To be done
Collect all the lines that mention the word "Shanghai".

[Items from a data source]
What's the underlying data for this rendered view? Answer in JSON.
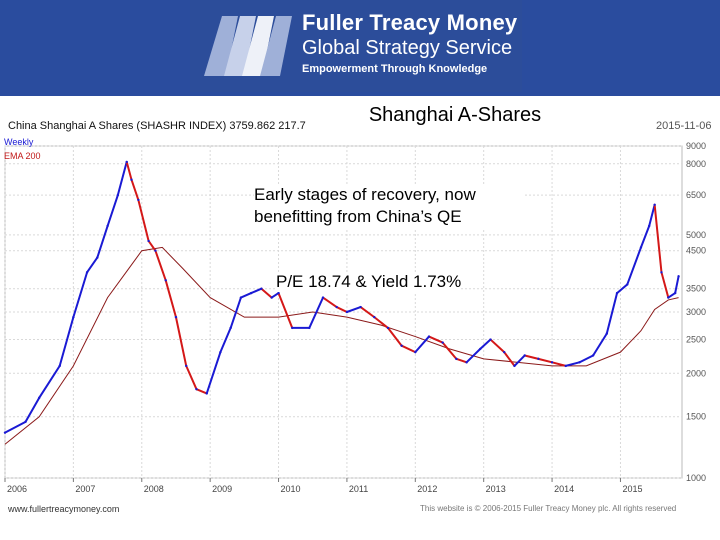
{
  "header": {
    "brand_line1": "Fuller Treacy Money",
    "brand_line2": "Global Strategy Service",
    "tagline": "Empowerment Through Knowledge"
  },
  "slide_title": "Shanghai A-Shares",
  "annotations": {
    "recovery_line1": "Early stages of recovery, now",
    "recovery_line2": "benefitting from China’s QE",
    "valuation": "P/E 18.74 & Yield 1.73%"
  },
  "footer": {
    "website": "www.fullertreacymoney.com",
    "copyright": "This website is © 2006-2015 Fuller Treacy Money plc. All rights reserved"
  },
  "colors": {
    "header_bg": "#2a4c9e",
    "weekly_up": "#1a1ad4",
    "weekly_down": "#d41818",
    "ema": "#8b1a1a",
    "grid": "#d9d9d9"
  },
  "chart_data": {
    "type": "line",
    "title": "China Shanghai A Shares (SHASHR INDEX) 3759.862 217.7",
    "date_label": "2015-11-06",
    "legend": [
      "Weekly",
      "EMA 200"
    ],
    "y_scale": "log",
    "ylim": [
      1000,
      9000
    ],
    "y_ticks": [
      {
        "v": 1000,
        "label": "1000"
      },
      {
        "v": 1500,
        "label": "1500"
      },
      {
        "v": 2000,
        "label": "2000"
      },
      {
        "v": 2500,
        "label": "2500"
      },
      {
        "v": 3000,
        "label": "3000"
      },
      {
        "v": 3500,
        "label": "3500"
      },
      {
        "v": 4500,
        "label": "4500"
      },
      {
        "v": 5000,
        "label": "5000"
      },
      {
        "v": 6500,
        "label": "6500"
      },
      {
        "v": 8000,
        "label": "8000"
      },
      {
        "v": 9000,
        "label": "9000"
      }
    ],
    "x_ticks": [
      "2006",
      "2007",
      "2008",
      "2009",
      "2010",
      "2011",
      "2012",
      "2013",
      "2014",
      "2015"
    ],
    "xlim": [
      2006.0,
      2015.9
    ],
    "grid": true,
    "series": [
      {
        "name": "Weekly",
        "x": [
          2006.0,
          2006.3,
          2006.5,
          2006.8,
          2007.0,
          2007.2,
          2007.35,
          2007.5,
          2007.65,
          2007.78,
          2007.85,
          2007.95,
          2008.1,
          2008.2,
          2008.35,
          2008.5,
          2008.65,
          2008.8,
          2008.95,
          2009.15,
          2009.3,
          2009.45,
          2009.6,
          2009.75,
          2009.9,
          2010.0,
          2010.2,
          2010.45,
          2010.65,
          2010.85,
          2011.0,
          2011.2,
          2011.4,
          2011.6,
          2011.8,
          2012.0,
          2012.2,
          2012.4,
          2012.6,
          2012.75,
          2012.95,
          2013.1,
          2013.3,
          2013.45,
          2013.6,
          2013.8,
          2014.0,
          2014.2,
          2014.4,
          2014.6,
          2014.8,
          2014.95,
          2015.1,
          2015.3,
          2015.42,
          2015.5,
          2015.6,
          2015.7,
          2015.8,
          2015.85
        ],
        "y": [
          1350,
          1450,
          1700,
          2100,
          2900,
          3900,
          4300,
          5300,
          6500,
          8100,
          7200,
          6300,
          4800,
          4500,
          3700,
          2900,
          2100,
          1800,
          1750,
          2300,
          2700,
          3300,
          3400,
          3500,
          3300,
          3400,
          2700,
          2700,
          3300,
          3100,
          3000,
          3100,
          2900,
          2700,
          2400,
          2300,
          2550,
          2450,
          2200,
          2150,
          2350,
          2500,
          2300,
          2100,
          2250,
          2200,
          2150,
          2100,
          2150,
          2250,
          2600,
          3400,
          3600,
          4600,
          5300,
          6100,
          3900,
          3300,
          3400,
          3800
        ]
      },
      {
        "name": "EMA 200",
        "x": [
          2006.0,
          2006.5,
          2007.0,
          2007.5,
          2008.0,
          2008.3,
          2008.6,
          2009.0,
          2009.5,
          2010.0,
          2010.5,
          2011.0,
          2011.5,
          2012.0,
          2012.5,
          2013.0,
          2013.5,
          2014.0,
          2014.5,
          2015.0,
          2015.3,
          2015.5,
          2015.7,
          2015.85
        ],
        "y": [
          1250,
          1500,
          2100,
          3300,
          4500,
          4600,
          4000,
          3300,
          2900,
          2900,
          3000,
          2900,
          2750,
          2550,
          2350,
          2200,
          2150,
          2100,
          2100,
          2300,
          2650,
          3050,
          3250,
          3300
        ]
      }
    ]
  }
}
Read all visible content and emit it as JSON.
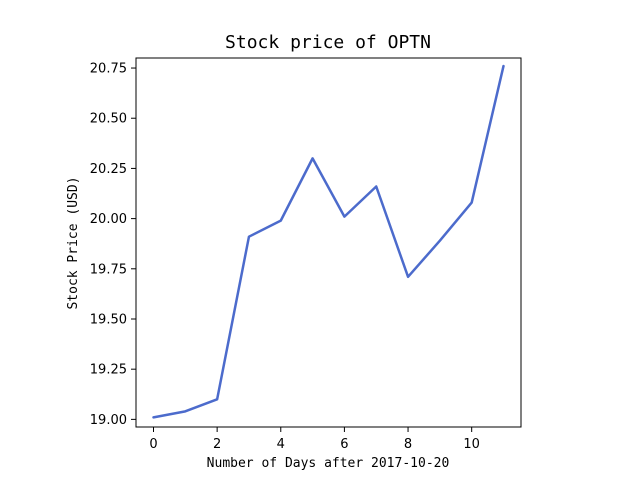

Task output
  "slide_title": "Shanghai A-Shares",
    "title": "China Shanghai A Shares (SHASHR INDEX) 3759.862 217.7",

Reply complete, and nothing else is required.